Your goal: Your task is to copy each line of the listing that contains the word "million".

Entries supplied:
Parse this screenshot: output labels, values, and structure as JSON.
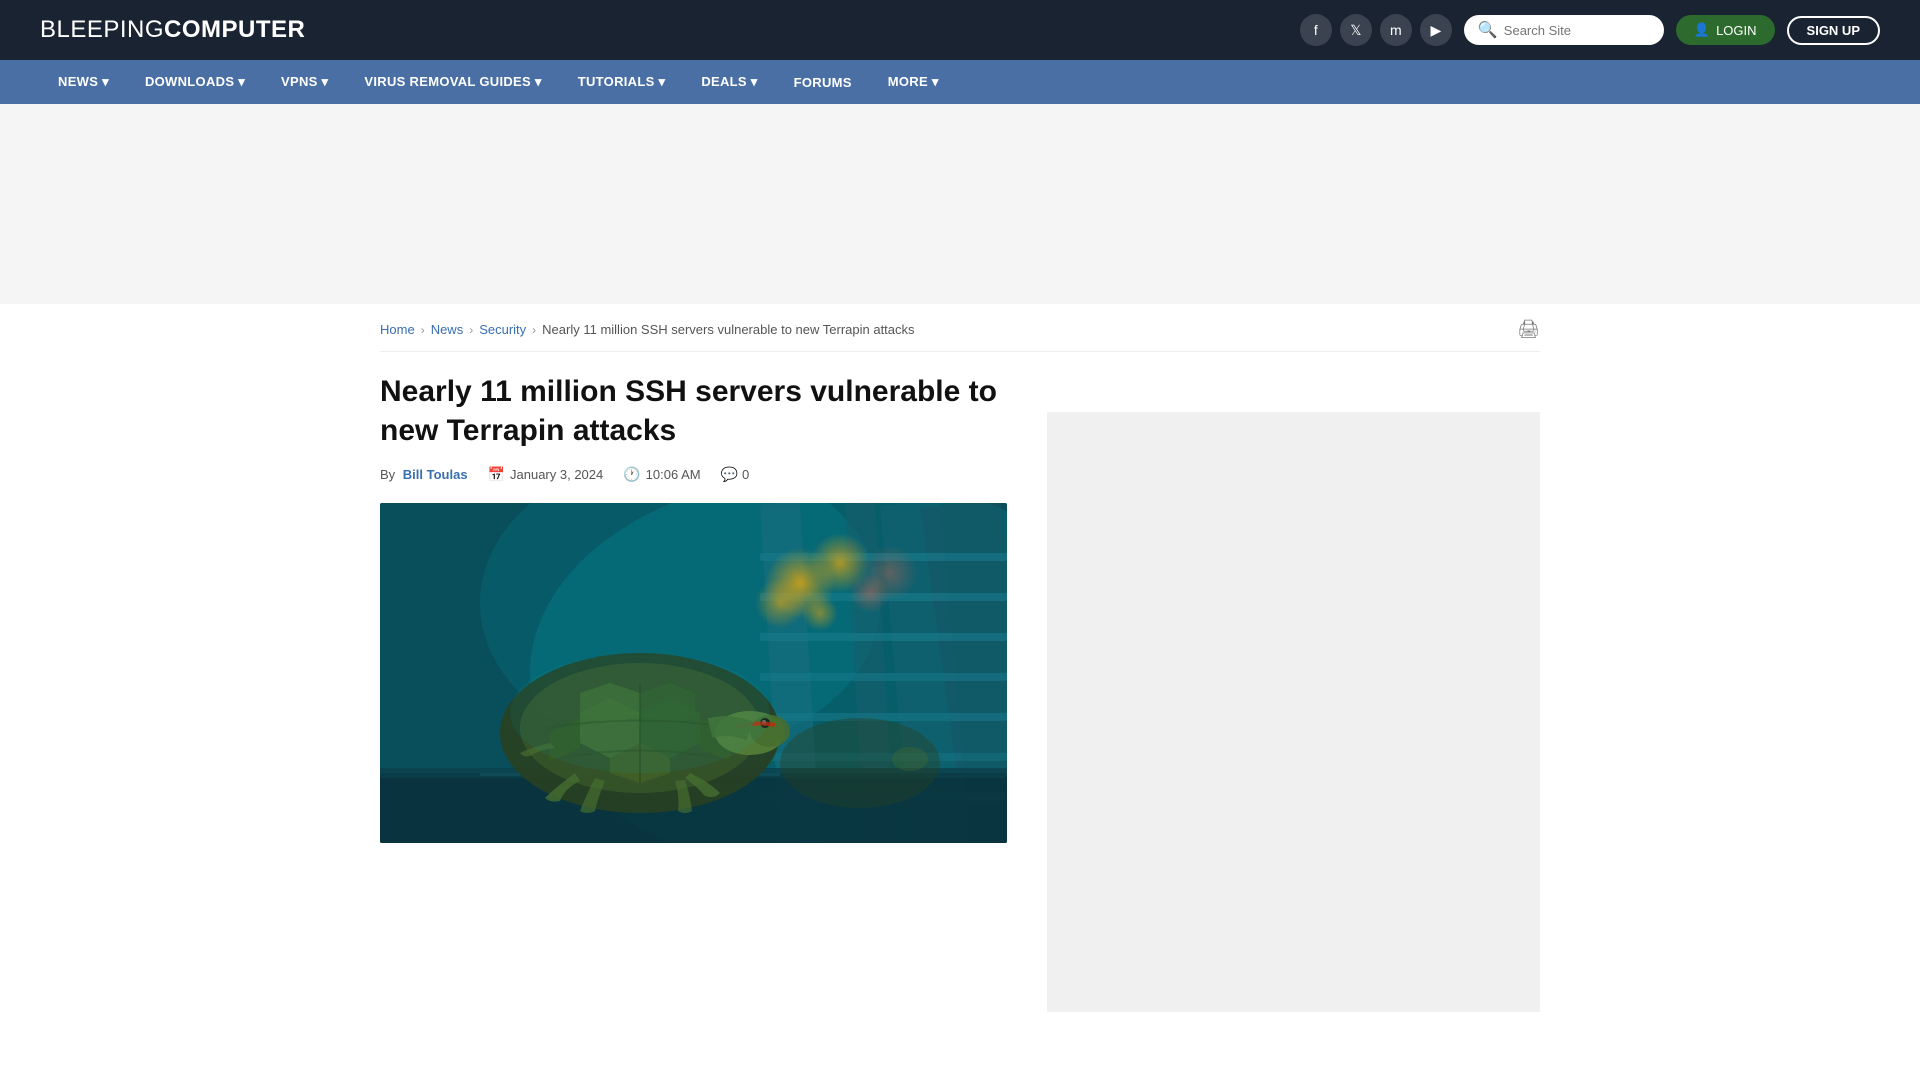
{
  "site": {
    "logo_light": "BLEEPING",
    "logo_bold": "COMPUTER"
  },
  "header": {
    "search_placeholder": "Search Site",
    "login_label": "LOGIN",
    "signup_label": "SIGN UP",
    "social": [
      {
        "name": "facebook",
        "symbol": "f"
      },
      {
        "name": "twitter",
        "symbol": "𝕏"
      },
      {
        "name": "mastodon",
        "symbol": "m"
      },
      {
        "name": "youtube",
        "symbol": "▶"
      }
    ]
  },
  "nav": {
    "items": [
      {
        "label": "NEWS ▾",
        "key": "news"
      },
      {
        "label": "DOWNLOADS ▾",
        "key": "downloads"
      },
      {
        "label": "VPNS ▾",
        "key": "vpns"
      },
      {
        "label": "VIRUS REMOVAL GUIDES ▾",
        "key": "virus"
      },
      {
        "label": "TUTORIALS ▾",
        "key": "tutorials"
      },
      {
        "label": "DEALS ▾",
        "key": "deals"
      },
      {
        "label": "FORUMS",
        "key": "forums"
      },
      {
        "label": "MORE ▾",
        "key": "more"
      }
    ]
  },
  "breadcrumb": {
    "home": "Home",
    "news": "News",
    "security": "Security",
    "current": "Nearly 11 million SSH servers vulnerable to new Terrapin attacks"
  },
  "article": {
    "title": "Nearly 11 million SSH servers vulnerable to new Terrapin attacks",
    "by_label": "By",
    "author": "Bill Toulas",
    "date": "January 3, 2024",
    "time": "10:06 AM",
    "comments": "0"
  }
}
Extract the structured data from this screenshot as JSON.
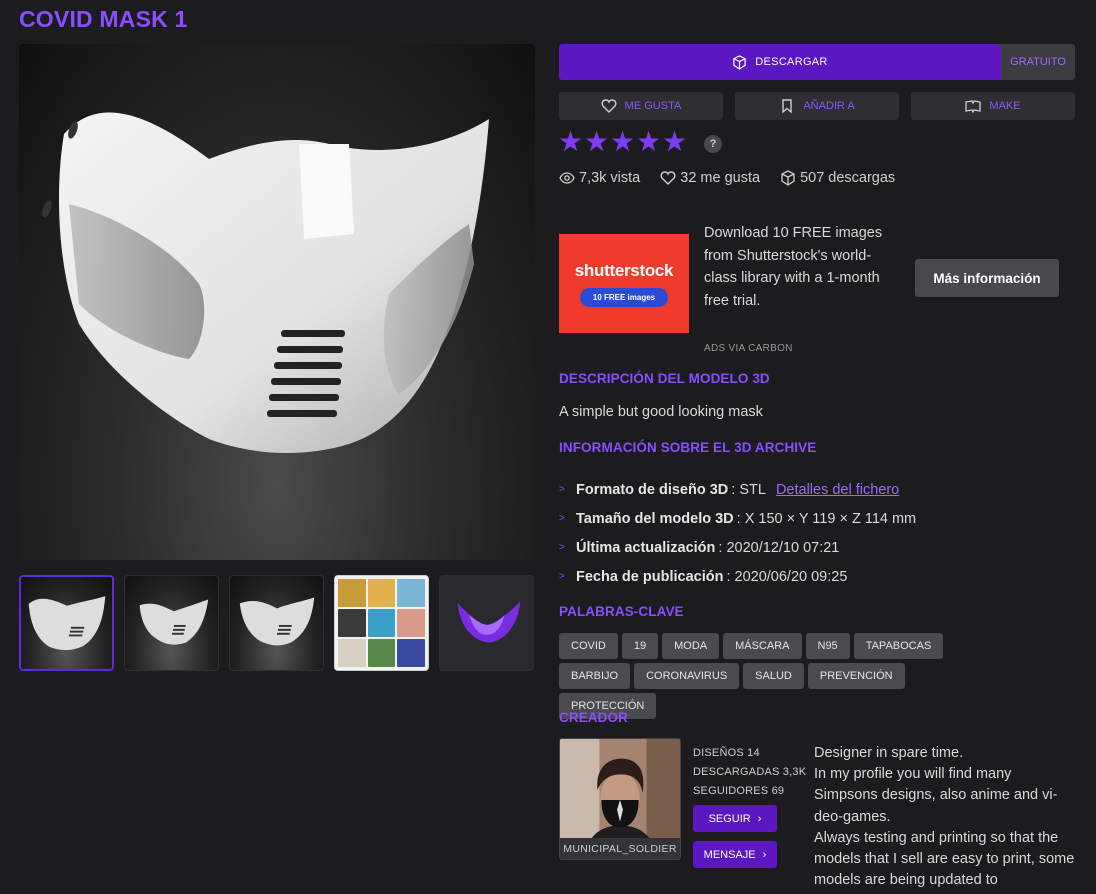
{
  "page": {
    "title": "COVID MASK 1"
  },
  "download": {
    "label": "DESCARGAR",
    "price": "GRATUITO"
  },
  "actions": {
    "like": "ME GUSTA",
    "add": "AÑADIR A",
    "make": "MAKE"
  },
  "rating": {
    "stars": 5,
    "max": 5,
    "help": "?"
  },
  "stats": {
    "views": "7,3k vista",
    "likes": "32 me gusta",
    "downloads": "507 descargas"
  },
  "ad": {
    "logo": "shutterstock",
    "pill": "10 FREE images",
    "text": "Download 10 FREE images from Shutterstock's world-class library with a 1-month free trial.",
    "button": "Más información",
    "via": "ADS VIA CARBON"
  },
  "description": {
    "heading": "DESCRIPCIÓN DEL MODELO 3D",
    "text": "A simple but good looking mask"
  },
  "info": {
    "heading": "INFORMACIÓN SOBRE EL 3D ARCHIVE",
    "format_label": "Formato de diseño 3D",
    "format_value": ": STL",
    "format_link": "Detalles del fichero",
    "size_label": "Tamaño del modelo 3D",
    "size_value": ": X 150 × Y 119 × Z 114 mm",
    "updated_label": "Última actualización",
    "updated_value": ": 2020/12/10 07:21",
    "published_label": "Fecha de publicación",
    "published_value": ": 2020/06/20 09:25"
  },
  "keywords": {
    "heading": "PALABRAS-CLAVE",
    "tags": [
      "COVID",
      "19",
      "MODA",
      "MÁSCARA",
      "N95",
      "TAPABOCAS",
      "BARBIJO",
      "CORONAVIRUS",
      "SALUD",
      "PREVENCIÓN",
      "PROTECCIÓN"
    ]
  },
  "creator": {
    "heading": "CREADOR",
    "name": "MUNICIPAL_SOLDIER",
    "designs": "DISEÑOS 14",
    "downloaded": "DESCARGADAS 3,3K",
    "followers": "SEGUIDORES 69",
    "follow": "SEGUIR",
    "message": "MENSAJE",
    "bio": [
      "Designer in spare time.",
      "In my profile you will find many Simpsons designs, also anime and vi-deo-games.",
      "Always testing and printing so that the models that I sell are easy to print, some models are being updated to"
    ]
  },
  "colors": {
    "accent": "#8a4dff",
    "button": "#5a17c2",
    "background": "#1c1c1f"
  }
}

Response to this task:
    "current": "Nearly 11 million SSH servers vulnerable to new Terrapin attacks"
    "title": "Nearly 11 million SSH servers vulnerable to new Terrapin attacks",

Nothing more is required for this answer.